■ Goal
Wherever the string "January" occurs in a line of these records, report that line.

(Entries from a dataset)
--- Start ---
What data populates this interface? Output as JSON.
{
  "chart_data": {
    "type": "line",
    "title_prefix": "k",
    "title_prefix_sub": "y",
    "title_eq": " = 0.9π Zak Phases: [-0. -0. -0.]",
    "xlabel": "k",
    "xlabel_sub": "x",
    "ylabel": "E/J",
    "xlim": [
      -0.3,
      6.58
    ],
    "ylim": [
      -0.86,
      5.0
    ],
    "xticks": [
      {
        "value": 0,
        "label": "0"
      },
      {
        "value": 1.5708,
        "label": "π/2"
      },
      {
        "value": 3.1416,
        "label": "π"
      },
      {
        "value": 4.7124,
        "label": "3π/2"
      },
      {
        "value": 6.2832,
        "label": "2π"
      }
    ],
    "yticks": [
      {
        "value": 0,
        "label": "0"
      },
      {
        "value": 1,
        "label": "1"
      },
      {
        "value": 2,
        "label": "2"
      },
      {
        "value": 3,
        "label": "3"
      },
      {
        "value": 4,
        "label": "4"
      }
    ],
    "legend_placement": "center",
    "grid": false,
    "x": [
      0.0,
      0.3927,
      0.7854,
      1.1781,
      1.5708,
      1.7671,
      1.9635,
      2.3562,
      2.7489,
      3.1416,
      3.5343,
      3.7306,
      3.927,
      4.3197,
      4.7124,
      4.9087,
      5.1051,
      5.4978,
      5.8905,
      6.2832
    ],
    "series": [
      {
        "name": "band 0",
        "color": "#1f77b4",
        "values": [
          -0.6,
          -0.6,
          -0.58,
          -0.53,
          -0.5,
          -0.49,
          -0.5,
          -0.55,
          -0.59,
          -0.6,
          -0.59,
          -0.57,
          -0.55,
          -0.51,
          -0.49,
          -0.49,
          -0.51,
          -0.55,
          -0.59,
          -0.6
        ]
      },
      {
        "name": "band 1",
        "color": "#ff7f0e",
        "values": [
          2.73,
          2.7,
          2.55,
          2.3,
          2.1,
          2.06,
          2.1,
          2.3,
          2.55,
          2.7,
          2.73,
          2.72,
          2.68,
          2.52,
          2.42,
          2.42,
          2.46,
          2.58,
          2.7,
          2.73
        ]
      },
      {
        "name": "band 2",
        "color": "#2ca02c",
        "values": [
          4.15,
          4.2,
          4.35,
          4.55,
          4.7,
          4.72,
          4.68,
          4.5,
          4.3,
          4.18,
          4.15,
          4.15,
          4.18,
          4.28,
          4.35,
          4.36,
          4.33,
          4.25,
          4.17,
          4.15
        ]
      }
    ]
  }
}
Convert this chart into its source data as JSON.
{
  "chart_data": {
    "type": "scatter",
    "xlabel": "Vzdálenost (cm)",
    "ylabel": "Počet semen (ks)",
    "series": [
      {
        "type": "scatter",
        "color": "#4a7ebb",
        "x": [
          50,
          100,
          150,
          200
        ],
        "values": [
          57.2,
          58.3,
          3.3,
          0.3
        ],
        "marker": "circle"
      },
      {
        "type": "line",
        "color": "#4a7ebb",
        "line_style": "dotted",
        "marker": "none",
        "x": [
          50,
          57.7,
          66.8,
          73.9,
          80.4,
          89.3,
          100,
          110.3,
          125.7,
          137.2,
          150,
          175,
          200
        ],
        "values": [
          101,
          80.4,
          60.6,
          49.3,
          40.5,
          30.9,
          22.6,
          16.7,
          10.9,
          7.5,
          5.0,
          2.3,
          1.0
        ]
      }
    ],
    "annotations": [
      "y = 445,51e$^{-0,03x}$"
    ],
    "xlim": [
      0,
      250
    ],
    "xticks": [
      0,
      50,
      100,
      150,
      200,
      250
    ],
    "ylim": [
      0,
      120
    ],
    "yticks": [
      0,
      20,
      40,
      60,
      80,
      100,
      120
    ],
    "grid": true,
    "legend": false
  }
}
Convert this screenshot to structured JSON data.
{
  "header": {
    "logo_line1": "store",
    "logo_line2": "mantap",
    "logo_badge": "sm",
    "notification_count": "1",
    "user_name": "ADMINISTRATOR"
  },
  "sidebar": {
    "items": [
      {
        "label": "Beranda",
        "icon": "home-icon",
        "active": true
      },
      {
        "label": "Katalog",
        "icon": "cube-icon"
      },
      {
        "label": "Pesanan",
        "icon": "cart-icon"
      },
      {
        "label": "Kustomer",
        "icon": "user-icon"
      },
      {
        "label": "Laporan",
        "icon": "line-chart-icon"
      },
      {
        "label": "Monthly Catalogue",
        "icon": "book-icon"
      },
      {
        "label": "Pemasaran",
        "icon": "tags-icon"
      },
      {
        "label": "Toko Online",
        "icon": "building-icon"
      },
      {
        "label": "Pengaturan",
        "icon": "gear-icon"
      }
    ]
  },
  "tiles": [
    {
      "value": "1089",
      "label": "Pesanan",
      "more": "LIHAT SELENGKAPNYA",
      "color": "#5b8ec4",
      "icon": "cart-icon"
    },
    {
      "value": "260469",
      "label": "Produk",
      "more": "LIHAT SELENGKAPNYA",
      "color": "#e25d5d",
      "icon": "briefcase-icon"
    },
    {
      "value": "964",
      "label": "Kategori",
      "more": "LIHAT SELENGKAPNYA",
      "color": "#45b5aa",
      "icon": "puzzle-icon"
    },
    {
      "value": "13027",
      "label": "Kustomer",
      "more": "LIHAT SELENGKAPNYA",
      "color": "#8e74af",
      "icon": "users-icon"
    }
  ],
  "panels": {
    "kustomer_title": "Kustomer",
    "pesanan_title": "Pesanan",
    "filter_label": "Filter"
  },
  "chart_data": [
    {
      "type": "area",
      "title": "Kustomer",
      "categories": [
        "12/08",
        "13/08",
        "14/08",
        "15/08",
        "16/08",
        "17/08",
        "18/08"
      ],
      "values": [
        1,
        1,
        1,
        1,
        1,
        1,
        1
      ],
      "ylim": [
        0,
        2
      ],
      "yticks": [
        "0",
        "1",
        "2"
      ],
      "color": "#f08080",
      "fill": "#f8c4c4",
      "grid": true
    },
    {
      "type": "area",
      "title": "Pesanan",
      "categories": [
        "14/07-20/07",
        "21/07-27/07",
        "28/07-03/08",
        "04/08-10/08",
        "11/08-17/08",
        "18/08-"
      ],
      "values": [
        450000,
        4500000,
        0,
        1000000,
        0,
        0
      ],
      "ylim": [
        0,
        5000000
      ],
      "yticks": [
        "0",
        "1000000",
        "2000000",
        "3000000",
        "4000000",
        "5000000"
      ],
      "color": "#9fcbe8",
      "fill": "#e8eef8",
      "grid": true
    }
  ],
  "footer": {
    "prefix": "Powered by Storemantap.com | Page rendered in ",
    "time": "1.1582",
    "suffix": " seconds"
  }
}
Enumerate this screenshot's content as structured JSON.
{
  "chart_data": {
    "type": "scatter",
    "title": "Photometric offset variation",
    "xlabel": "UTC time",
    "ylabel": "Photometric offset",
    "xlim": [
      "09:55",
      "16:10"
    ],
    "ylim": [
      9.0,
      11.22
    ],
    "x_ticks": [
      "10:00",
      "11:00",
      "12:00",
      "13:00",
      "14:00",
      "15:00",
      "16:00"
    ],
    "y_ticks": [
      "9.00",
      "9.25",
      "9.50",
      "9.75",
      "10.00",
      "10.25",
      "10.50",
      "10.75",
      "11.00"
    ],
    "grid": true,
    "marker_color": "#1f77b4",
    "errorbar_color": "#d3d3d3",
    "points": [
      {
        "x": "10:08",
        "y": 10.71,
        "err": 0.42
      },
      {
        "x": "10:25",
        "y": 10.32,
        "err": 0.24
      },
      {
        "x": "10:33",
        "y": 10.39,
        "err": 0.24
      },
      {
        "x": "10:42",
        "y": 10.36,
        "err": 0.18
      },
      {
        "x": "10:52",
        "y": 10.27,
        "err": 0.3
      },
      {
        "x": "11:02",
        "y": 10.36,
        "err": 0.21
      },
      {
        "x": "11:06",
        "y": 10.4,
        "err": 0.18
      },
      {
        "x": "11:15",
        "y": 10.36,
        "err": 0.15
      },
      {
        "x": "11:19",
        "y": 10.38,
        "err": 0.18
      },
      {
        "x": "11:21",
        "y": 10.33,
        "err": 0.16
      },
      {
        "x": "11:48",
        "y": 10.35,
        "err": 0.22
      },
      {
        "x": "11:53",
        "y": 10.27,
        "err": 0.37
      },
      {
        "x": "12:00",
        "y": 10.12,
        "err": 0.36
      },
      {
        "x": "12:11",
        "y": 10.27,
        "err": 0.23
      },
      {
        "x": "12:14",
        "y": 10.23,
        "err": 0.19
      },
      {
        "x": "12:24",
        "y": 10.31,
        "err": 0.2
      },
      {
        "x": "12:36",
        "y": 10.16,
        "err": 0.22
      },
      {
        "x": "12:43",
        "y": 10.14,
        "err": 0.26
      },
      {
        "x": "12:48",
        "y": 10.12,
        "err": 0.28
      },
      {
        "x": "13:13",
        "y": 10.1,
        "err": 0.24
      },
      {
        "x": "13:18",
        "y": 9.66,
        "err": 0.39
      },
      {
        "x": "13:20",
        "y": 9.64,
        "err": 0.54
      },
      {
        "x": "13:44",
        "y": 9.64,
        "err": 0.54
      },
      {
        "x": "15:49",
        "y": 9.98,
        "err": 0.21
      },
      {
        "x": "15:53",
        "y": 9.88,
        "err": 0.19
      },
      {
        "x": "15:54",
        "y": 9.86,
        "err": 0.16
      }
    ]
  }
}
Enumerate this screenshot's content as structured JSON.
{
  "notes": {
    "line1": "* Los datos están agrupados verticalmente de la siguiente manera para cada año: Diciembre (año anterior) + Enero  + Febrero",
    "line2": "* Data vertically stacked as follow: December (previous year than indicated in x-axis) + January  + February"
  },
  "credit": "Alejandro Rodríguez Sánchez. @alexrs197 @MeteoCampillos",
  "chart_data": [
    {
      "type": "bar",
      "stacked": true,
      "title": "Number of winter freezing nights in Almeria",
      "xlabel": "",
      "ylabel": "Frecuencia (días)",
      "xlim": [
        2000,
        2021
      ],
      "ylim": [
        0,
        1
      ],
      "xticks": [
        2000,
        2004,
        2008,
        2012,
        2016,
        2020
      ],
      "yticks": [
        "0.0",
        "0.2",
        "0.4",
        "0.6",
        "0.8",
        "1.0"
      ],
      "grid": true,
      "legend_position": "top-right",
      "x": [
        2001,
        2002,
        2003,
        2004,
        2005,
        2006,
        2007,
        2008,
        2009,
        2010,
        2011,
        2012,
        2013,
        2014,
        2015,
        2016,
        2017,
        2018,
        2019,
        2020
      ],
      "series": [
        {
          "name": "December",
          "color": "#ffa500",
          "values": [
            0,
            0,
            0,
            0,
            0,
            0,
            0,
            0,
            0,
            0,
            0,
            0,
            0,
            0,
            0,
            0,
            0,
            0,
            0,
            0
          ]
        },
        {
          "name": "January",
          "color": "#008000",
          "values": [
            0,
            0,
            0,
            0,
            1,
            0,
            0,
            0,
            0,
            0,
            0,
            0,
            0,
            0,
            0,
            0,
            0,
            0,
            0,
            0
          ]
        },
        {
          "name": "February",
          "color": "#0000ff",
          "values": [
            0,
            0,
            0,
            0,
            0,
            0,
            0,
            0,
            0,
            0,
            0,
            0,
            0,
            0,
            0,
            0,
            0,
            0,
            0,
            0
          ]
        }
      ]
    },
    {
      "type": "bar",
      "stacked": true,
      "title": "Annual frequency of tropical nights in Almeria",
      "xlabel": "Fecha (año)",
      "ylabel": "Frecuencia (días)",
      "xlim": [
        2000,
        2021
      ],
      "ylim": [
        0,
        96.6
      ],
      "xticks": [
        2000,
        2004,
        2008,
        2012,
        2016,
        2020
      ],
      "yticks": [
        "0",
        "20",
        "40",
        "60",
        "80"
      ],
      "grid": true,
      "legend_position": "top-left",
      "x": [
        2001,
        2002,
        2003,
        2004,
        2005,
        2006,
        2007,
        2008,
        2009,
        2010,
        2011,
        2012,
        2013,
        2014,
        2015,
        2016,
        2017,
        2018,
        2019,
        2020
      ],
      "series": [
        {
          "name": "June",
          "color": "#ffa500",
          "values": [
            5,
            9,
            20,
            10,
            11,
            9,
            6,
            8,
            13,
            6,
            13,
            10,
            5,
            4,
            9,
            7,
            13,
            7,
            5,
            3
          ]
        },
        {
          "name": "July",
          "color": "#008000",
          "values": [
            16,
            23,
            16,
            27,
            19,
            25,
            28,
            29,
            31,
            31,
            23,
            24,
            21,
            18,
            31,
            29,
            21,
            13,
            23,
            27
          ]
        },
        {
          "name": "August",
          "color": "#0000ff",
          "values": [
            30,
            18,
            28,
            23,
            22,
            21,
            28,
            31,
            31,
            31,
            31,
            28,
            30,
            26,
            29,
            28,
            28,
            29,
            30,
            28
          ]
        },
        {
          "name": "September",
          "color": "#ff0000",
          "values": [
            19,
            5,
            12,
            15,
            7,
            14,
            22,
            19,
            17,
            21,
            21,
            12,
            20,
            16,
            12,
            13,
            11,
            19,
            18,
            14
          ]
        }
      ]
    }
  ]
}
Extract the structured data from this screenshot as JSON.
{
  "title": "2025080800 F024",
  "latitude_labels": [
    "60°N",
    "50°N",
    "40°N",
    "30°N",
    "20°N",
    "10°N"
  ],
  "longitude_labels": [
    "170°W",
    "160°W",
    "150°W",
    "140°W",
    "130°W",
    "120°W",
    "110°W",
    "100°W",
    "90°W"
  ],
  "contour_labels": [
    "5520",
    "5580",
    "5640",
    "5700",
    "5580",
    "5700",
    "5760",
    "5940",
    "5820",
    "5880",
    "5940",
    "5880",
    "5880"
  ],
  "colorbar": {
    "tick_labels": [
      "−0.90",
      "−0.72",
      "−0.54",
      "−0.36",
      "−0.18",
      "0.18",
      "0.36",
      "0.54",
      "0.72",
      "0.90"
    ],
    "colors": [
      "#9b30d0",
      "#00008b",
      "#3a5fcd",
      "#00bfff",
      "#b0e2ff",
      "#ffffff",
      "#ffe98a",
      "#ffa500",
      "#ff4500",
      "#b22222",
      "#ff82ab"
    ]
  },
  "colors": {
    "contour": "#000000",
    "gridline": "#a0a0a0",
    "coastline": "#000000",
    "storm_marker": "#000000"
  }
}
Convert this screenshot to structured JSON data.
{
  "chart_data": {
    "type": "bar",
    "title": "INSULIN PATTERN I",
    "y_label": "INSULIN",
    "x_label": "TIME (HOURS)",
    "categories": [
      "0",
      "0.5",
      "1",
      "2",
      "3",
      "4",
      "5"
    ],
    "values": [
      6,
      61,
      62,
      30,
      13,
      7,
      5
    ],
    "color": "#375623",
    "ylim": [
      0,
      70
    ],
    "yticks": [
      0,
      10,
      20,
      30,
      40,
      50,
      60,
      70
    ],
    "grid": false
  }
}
--- End ---
■ Exercise answer
    "line2": "* Data vertically stacked as follow: December (previous year than indicated in x-axis) + January  + February"
          "name": "January",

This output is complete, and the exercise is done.